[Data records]

__________

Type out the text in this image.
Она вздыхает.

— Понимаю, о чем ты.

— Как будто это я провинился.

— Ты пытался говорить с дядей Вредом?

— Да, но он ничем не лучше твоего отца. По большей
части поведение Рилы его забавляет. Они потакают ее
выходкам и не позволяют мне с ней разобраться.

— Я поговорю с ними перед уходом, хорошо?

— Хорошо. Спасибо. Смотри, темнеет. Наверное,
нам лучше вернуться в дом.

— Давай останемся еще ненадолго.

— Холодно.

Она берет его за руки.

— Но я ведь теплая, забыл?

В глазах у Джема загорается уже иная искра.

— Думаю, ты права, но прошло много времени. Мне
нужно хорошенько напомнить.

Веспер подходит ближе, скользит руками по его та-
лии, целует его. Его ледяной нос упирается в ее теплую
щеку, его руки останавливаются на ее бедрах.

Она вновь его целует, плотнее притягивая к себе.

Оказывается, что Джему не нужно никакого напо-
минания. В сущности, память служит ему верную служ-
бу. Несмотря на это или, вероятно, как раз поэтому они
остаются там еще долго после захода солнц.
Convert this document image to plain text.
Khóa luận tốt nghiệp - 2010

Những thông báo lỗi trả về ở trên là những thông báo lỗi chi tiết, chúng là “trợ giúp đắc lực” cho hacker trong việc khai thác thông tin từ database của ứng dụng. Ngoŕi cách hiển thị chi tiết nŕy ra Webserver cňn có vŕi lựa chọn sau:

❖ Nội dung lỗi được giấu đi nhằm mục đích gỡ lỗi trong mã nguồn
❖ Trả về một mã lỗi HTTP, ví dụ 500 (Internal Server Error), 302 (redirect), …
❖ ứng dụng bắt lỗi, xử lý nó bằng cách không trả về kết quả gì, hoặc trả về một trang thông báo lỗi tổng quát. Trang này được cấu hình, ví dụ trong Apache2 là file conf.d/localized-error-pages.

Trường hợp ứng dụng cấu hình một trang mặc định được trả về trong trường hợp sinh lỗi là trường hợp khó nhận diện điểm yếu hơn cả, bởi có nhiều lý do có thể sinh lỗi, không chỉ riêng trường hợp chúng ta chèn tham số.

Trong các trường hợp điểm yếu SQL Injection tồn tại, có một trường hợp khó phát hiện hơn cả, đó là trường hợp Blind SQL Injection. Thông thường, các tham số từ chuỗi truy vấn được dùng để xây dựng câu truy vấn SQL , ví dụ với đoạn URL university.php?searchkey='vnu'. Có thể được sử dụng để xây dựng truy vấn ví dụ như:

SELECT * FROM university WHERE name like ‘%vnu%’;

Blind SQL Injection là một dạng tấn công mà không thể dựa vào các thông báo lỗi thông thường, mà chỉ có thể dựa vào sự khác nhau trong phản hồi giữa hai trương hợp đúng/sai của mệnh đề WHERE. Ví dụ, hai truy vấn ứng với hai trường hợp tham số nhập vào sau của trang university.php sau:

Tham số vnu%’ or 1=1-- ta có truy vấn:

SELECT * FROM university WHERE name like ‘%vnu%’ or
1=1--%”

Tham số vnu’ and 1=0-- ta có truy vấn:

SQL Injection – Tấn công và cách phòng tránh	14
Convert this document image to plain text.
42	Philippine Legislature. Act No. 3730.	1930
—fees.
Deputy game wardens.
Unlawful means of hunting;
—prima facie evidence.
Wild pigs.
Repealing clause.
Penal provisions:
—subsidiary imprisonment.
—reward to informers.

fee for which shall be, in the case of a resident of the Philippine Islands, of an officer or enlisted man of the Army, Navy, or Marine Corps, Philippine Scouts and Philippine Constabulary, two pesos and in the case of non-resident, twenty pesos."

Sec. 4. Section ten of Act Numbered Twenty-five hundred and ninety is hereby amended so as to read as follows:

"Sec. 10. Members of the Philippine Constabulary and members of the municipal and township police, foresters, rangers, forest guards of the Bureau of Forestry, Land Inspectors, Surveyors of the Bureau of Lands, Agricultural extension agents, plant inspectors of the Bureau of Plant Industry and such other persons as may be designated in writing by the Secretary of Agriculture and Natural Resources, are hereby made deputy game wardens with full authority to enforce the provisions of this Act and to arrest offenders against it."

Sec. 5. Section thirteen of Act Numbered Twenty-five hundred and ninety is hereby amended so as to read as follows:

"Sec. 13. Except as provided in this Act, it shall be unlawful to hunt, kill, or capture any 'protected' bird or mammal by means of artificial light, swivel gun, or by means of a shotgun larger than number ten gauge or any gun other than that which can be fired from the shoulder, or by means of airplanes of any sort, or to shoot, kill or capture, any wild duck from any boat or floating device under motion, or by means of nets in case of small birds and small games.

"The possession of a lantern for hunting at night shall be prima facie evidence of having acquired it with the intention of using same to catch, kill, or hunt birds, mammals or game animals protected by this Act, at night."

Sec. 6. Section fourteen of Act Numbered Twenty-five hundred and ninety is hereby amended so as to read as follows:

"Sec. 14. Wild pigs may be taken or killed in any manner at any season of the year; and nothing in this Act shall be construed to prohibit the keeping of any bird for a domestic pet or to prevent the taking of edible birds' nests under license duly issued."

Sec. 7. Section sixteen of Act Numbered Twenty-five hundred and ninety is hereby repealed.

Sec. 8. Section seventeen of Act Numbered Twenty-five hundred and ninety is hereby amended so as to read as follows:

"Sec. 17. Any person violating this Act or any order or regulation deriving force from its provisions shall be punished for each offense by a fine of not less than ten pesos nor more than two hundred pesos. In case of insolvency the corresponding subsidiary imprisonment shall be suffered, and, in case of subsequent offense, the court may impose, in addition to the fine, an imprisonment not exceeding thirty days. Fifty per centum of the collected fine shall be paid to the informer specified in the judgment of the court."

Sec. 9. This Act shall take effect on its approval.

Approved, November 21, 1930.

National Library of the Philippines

__________

**Your task**
How many lines in the records above contain the word "công"? Reply with the number and nothing more.

**Exercise output**
2